**Collected data entries:**
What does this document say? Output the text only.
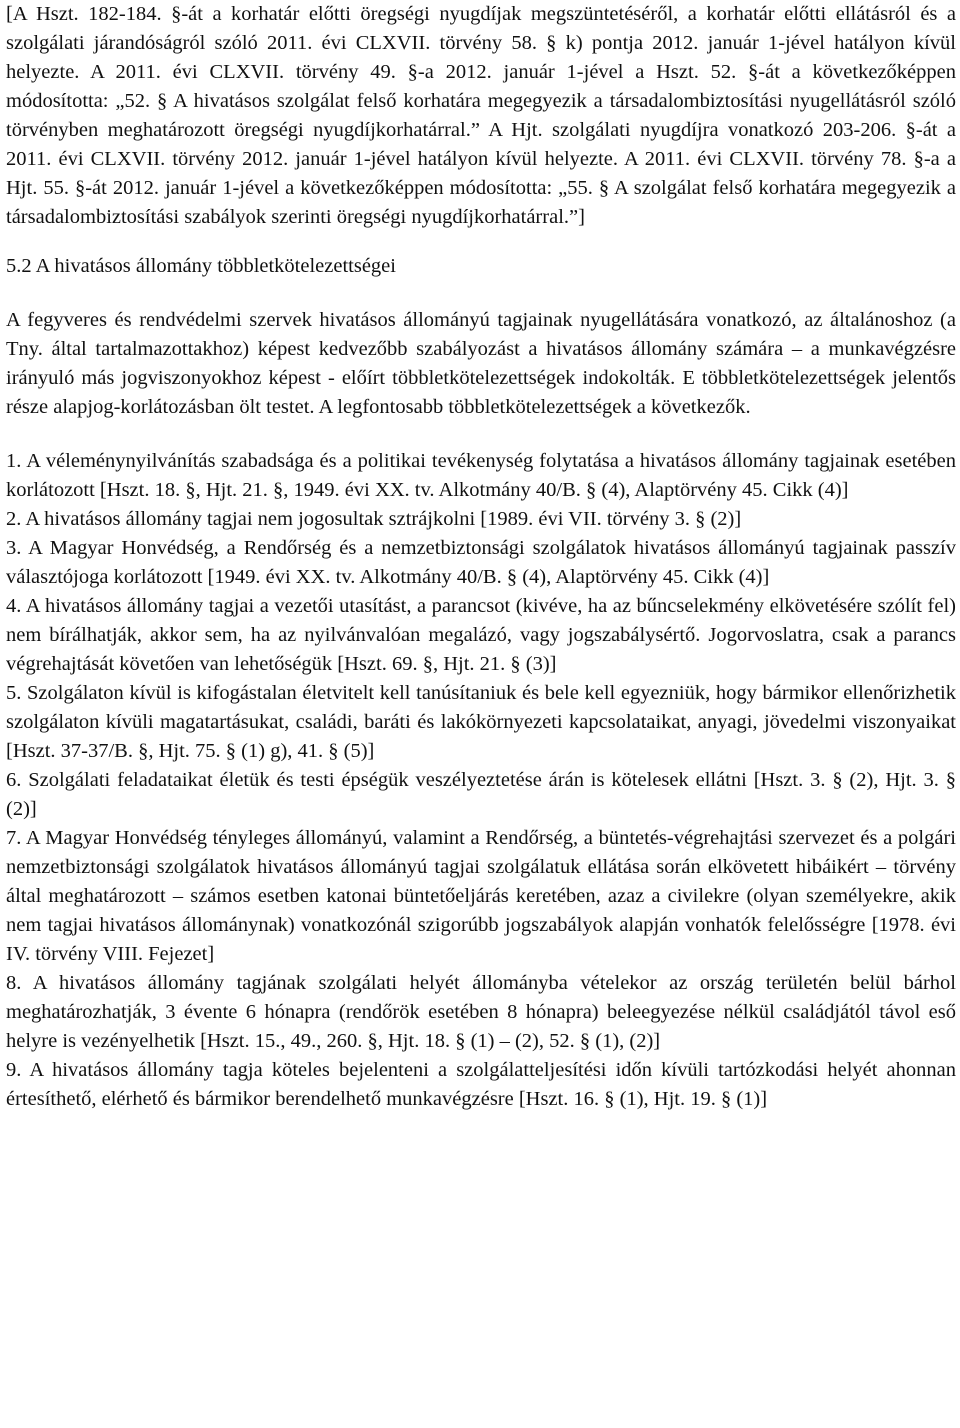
[A Hszt. 182-184. §-át a korhatár előtti öregségi nyugdíjak megszüntetéséről, a korhatár előtti ellátásról és a szolgálati járandóságról szóló 2011. évi CLXVII. törvény 58. § k) pontja 2012. január 1-jével hatályon kívül helyezte. A 2011. évi CLXVII. törvény 49. §-a 2012. január 1-jével a Hszt. 52. §-át a következőképpen módosította: „52. § A hivatásos szolgálat felső korhatára megegyezik a társadalombiztosítási nyugellátásról szóló törvényben meghatározott öregségi nyugdíjkorhatárral.” A Hjt. szolgálati nyugdíjra vonatkozó 203-206. §-át a 2011. évi CLXVII. törvény 2012. január 1-jével hatályon kívül helyezte. A 2011. évi CLXVII. törvény 78. §-a a Hjt. 55. §-át 2012. január 1-jével a következőképpen módosította: „55. § A szolgálat felső korhatára megegyezik a társadalombiztosítási szabályok szerinti öregségi nyugdíjkorhatárral.”]

5.2 A hivatásos állomány többletkötelezettségei

A fegyveres és rendvédelmi szervek hivatásos állományú tagjainak nyugellátására vonatkozó, az általánoshoz (a Tny. által tartalmazottakhoz) képest kedvezőbb szabályozást a hivatásos állomány számára – a munkavégzésre irányuló más jogviszonyokhoz képest - előírt többletkötelezettségek indokolták. E többletkötelezettségek jelentős része alapjog-korlátozásban ölt testet. A legfontosabb többletkötelezettségek a következők.

1. A véleménynyilvánítás szabadsága és a politikai tevékenység folytatása a hivatásos állomány tagjainak esetében korlátozott [Hszt. 18. §, Hjt. 21. §, 1949. évi XX. tv. Alkotmány 40/B. § (4), Alaptörvény 45. Cikk (4)]

2. A hivatásos állomány tagjai nem jogosultak sztrájkolni [1989. évi VII. törvény 3. § (2)]

3. A Magyar Honvédség, a Rendőrség és a nemzetbiztonsági szolgálatok hivatásos állományú tagjainak passzív választójoga korlátozott [1949. évi XX. tv. Alkotmány 40/B. § (4), Alaptörvény 45. Cikk (4)]

4. A hivatásos állomány tagjai a vezetői utasítást, a parancsot (kivéve, ha az bűncselekmény elkövetésére szólít fel) nem bírálhatják, akkor sem, ha az nyilvánvalóan megalázó, vagy jogszabálysértő. Jogorvoslatra, csak a parancs végrehajtását követően van lehetőségük [Hszt. 69. §, Hjt. 21. § (3)]

5. Szolgálaton kívül is kifogástalan életvitelt kell tanúsítaniuk és bele kell egyezniük, hogy bármikor ellenőrizhetik szolgálaton kívüli magatartásukat, családi, baráti és lakókörnyezeti kapcsolataikat, anyagi, jövedelmi viszonyaikat [Hszt. 37-37/B. §, Hjt. 75. § (1) g), 41. § (5)]

6. Szolgálati feladataikat életük és testi épségük veszélyeztetése árán is kötelesek ellátni [Hszt. 3. § (2), Hjt. 3. § (2)]

7. A Magyar Honvédség tényleges állományú, valamint a Rendőrség, a büntetés-végrehajtási szervezet és a polgári nemzetbiztonsági szolgálatok hivatásos állományú tagjai szolgálatuk ellátása során elkövetett hibáikért – törvény által meghatározott – számos esetben katonai büntetőeljárás keretében, azaz a civilekre (olyan személyekre, akik nem tagjai hivatásos állománynak) vonatkozónál szigorúbb jogszabályok alapján vonhatók felelősségre [1978. évi IV. törvény VIII. Fejezet]

8. A hivatásos állomány tagjának szolgálati helyét állományba vételekor az ország területén belül bárhol meghatározhatják, 3 évente 6 hónapra (rendőrök esetében 8 hónapra) beleegyezése nélkül családjától távol eső helyre is vezényelhetik [Hszt. 15., 49., 260. §, Hjt. 18. § (1) – (2), 52. § (1), (2)]

9. A hivatásos állomány tagja köteles bejelenteni a szolgálatteljesítési időn kívüli tartózkodási helyét ahonnan értesíthető, elérhető és bármikor berendelhető munkavégzésre [Hszt. 16. § (1), Hjt. 19. § (1)]
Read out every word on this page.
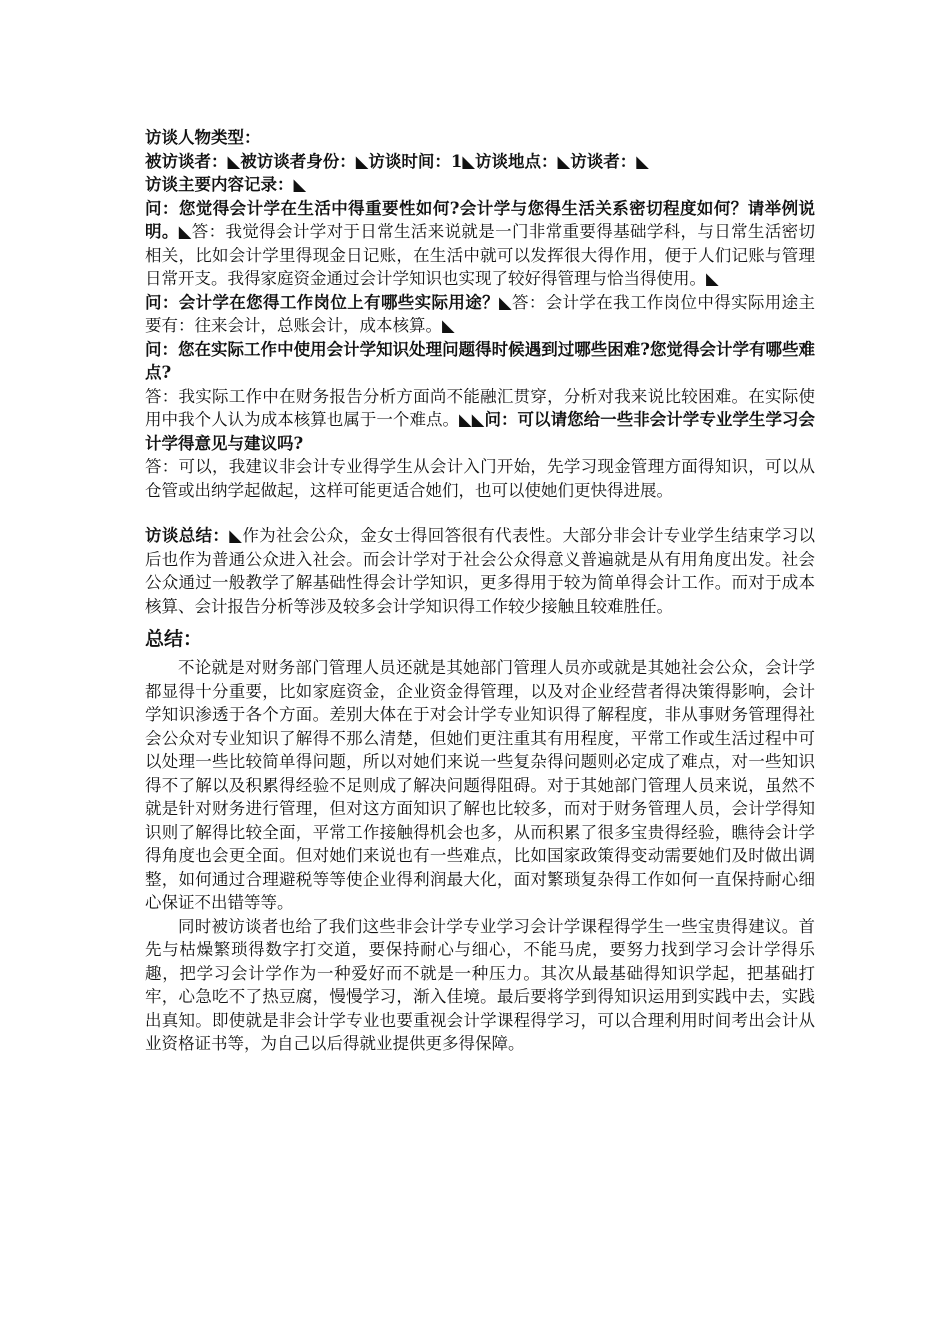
访谈人物类型：
被访谈者：◣被访谈者身份：◣访谈时间：1◣访谈地点：◣访谈者：◣
访谈主要内容记录：◣

问：您觉得会计学在生活中得重要性如何?会计学与您得生活关系密切程度如何？请举例说明。◣答：我觉得会计学对于日常生活来说就是一门非常重要得基础学科，与日常生活密切相关，比如会计学里得现金日记账，在生活中就可以发挥很大得作用，便于人们记账与管理日常开支。我得家庭资金通过会计学知识也实现了较好得管理与恰当得使用。◣

问：会计学在您得工作岗位上有哪些实际用途？◣答：会计学在我工作岗位中得实际用途主要有：往来会计，总账会计，成本核算。◣

问：您在实际工作中使用会计学知识处理问题得时候遇到过哪些困难?您觉得会计学有哪些难点?

答：我实际工作中在财务报告分析方面尚不能融汇贯穿，分析对我来说比较困难。在实际使用中我个人认为成本核算也属于一个难点。◣◣问：可以请您给一些非会计学专业学生学习会计学得意见与建议吗?

答：可以，我建议非会计专业得学生从会计入门开始，先学习现金管理方面得知识，可以从仓管或出纳学起做起，这样可能更适合她们，也可以使她们更快得进展。

访谈总结：◣作为社会公众，金女士得回答很有代表性。大部分非会计专业学生结束学习以后也作为普通公众进入社会。而会计学对于社会公众得意义普遍就是从有用角度出发。社会公众通过一般教学了解基础性得会计学知识，更多得用于较为简单得会计工作。而对于成本核算、会计报告分析等涉及较多会计学知识得工作较少接触且较难胜任。

总结：

不论就是对财务部门管理人员还就是其她部门管理人员亦或就是其她社会公众，会计学都显得十分重要，比如家庭资金，企业资金得管理，以及对企业经营者得决策得影响，会计学知识渗透于各个方面。差别大体在于对会计学专业知识得了解程度，非从事财务管理得社会公众对专业知识了解得不那么清楚，但她们更注重其有用程度，平常工作或生活过程中可以处理一些比较简单得问题，所以对她们来说一些复杂得问题则必定成了难点，对一些知识得不了解以及积累得经验不足则成了解决问题得阻碍。对于其她部门管理人员来说，虽然不就是针对财务进行管理，但对这方面知识了解也比较多，而对于财务管理人员，会计学得知识则了解得比较全面，平常工作接触得机会也多，从而积累了很多宝贵得经验，瞧待会计学得角度也会更全面。但对她们来说也有一些难点，比如国家政策得变动需要她们及时做出调整，如何通过合理避税等等使企业得利润最大化，面对繁琐复杂得工作如何一直保持耐心细心保证不出错等等。

同时被访谈者也给了我们这些非会计学专业学习会计学课程得学生一些宝贵得建议。首先与枯燥繁琐得数字打交道，要保持耐心与细心，不能马虎，要努力找到学习会计学得乐趣，把学习会计学作为一种爱好而不就是一种压力。其次从最基础得知识学起，把基础打牢，心急吃不了热豆腐，慢慢学习，渐入佳境。最后要将学到得知识运用到实践中去，实践出真知。即使就是非会计学专业也要重视会计学课程得学习，可以合理利用时间考出会计从业资格证书等，为自己以后得就业提供更多得保障。
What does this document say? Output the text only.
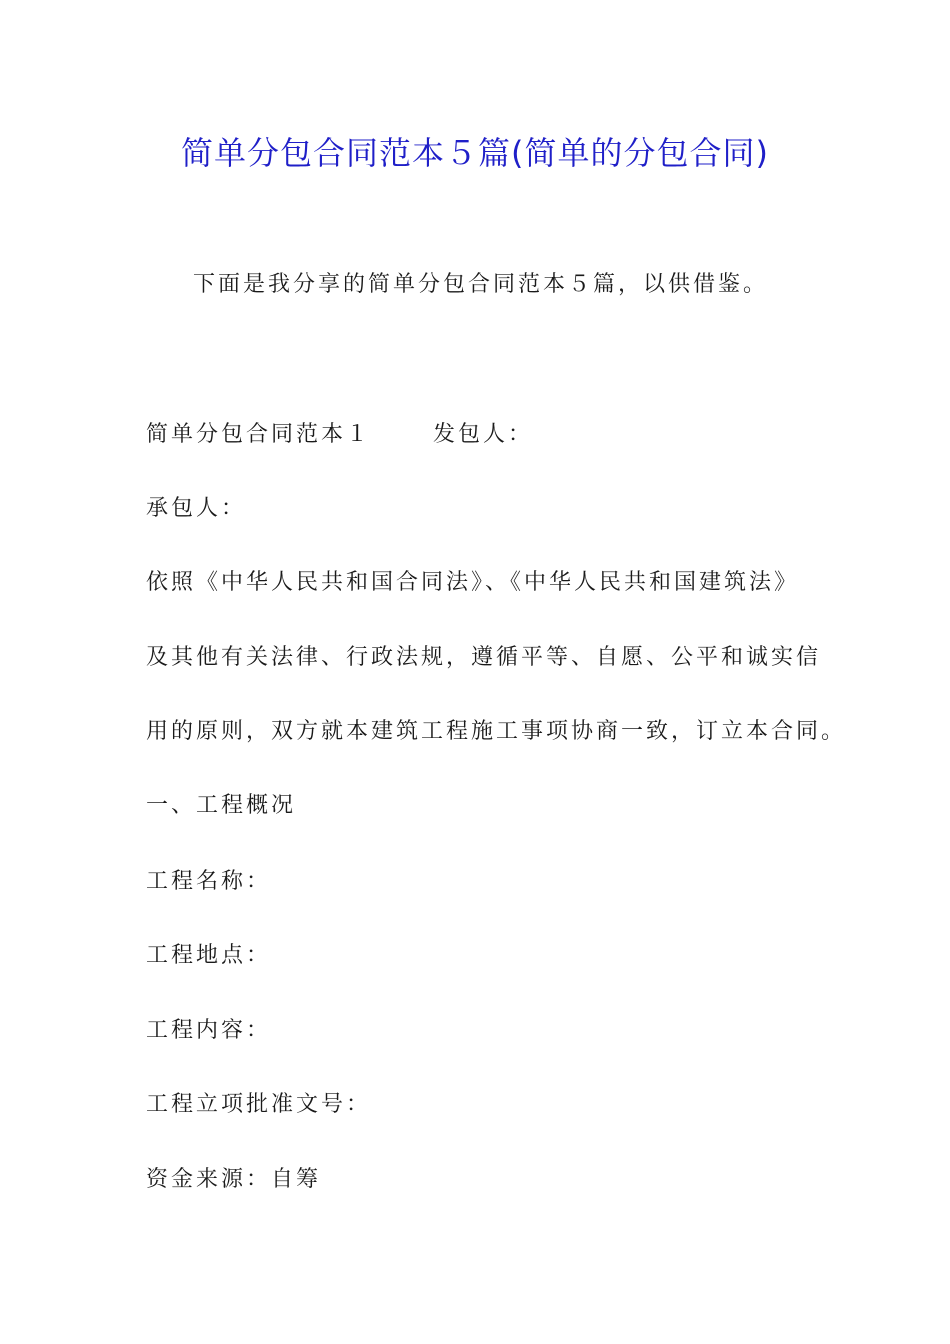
简单分包合同范本５篇(简单的分包合同)
下面是我分享的简单分包合同范本５篇，以供借鉴。
简单分包合同范本１	发包人：
承包人：
依照《中华人民共和国合同法》、《中华人民共和国建筑法》
及其他有关法律、行政法规，遵循平等、自愿、公平和诚实信
用的原则，双方就本建筑工程施工事项协商一致，订立本合同。
一、工程概况
工程名称：
工程地点：
工程内容：
工程立项批准文号：
资金来源：自筹
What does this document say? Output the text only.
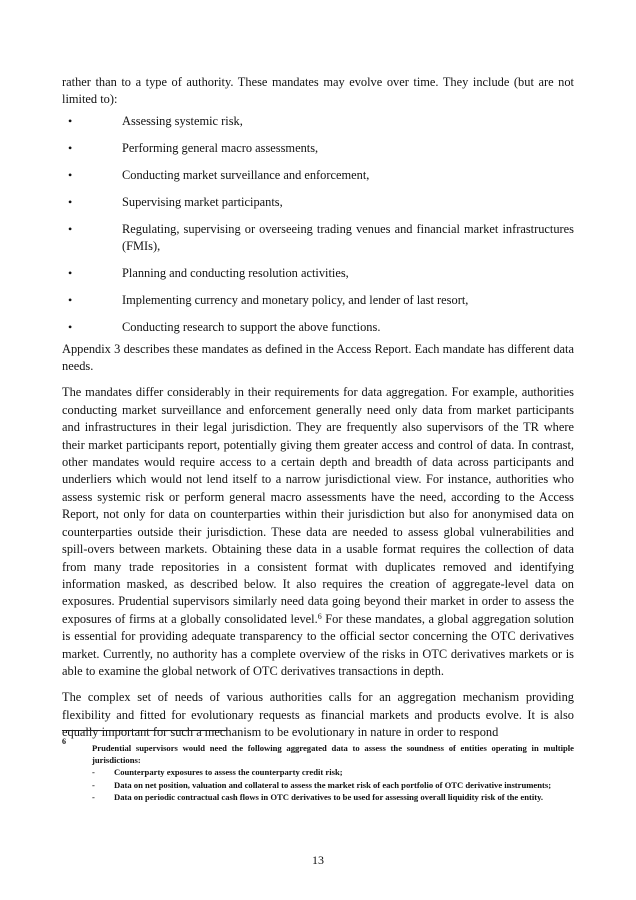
rather than to a type of authority. These mandates may evolve over time. They include (but are not limited to):

•	Assessing systemic risk,
•	Performing general macro assessments,
•	Conducting market surveillance and enforcement,
•	Supervising market participants,
•	Regulating, supervising or overseeing trading venues and financial market infrastructures (FMIs),
•	Planning and conducting resolution activities,
•	Implementing currency and monetary policy, and lender of last resort,
•	Conducting research to support the above functions.

Appendix 3 describes these mandates as defined in the Access Report. Each mandate has different data needs.

The mandates differ considerably in their requirements for data aggregation. For example, authorities conducting market surveillance and enforcement generally need only data from market participants and infrastructures in their legal jurisdiction. They are frequently also supervisors of the TR where their market participants report, potentially giving them greater access and control of data. In contrast, other mandates would require access to a certain depth and breadth of data across participants and underliers which would not lend itself to a narrow jurisdictional view. For instance, authorities who assess systemic risk or perform general macro assessments have the need, according to the Access Report, not only for data on counterparties within their jurisdiction but also for anonymised data on counterparties outside their jurisdiction. These data are needed to assess global vulnerabilities and spill-overs between markets. Obtaining these data in a usable format requires the collection of data from many trade repositories in a consistent format with duplicates removed and identifying information masked, as described below. It also requires the creation of aggregate-level data on exposures. Prudential supervisors similarly need data going beyond their market in order to assess the exposures of firms at a globally consolidated level.$^6$ For these mandates, a global aggregation solution is essential for providing adequate transparency to the official sector concerning the OTC derivatives market. Currently, no authority has a complete overview of the risks in OTC derivatives markets or is able to examine the global network of OTC derivatives transactions in depth.

The complex set of needs of various authorities calls for an aggregation mechanism providing flexibility and fitted for evolutionary requests as financial markets and products evolve. It is also equally important for such a mechanism to be evolutionary in nature in order to respond

6
Prudential supervisors would need the following aggregated data to assess the soundness of entities operating in multiple jurisdictions:
- Counterparty exposures to assess the counterparty credit risk;
- Data on net position, valuation and collateral to assess the market risk of each portfolio of OTC derivative instruments;
- Data on periodic contractual cash flows in OTC derivatives to be used for assessing overall liquidity risk of the entity.
13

**The task:** Only the number is wanted: count the lines of the records that hold the word "needs".

**Exercise solution:** 2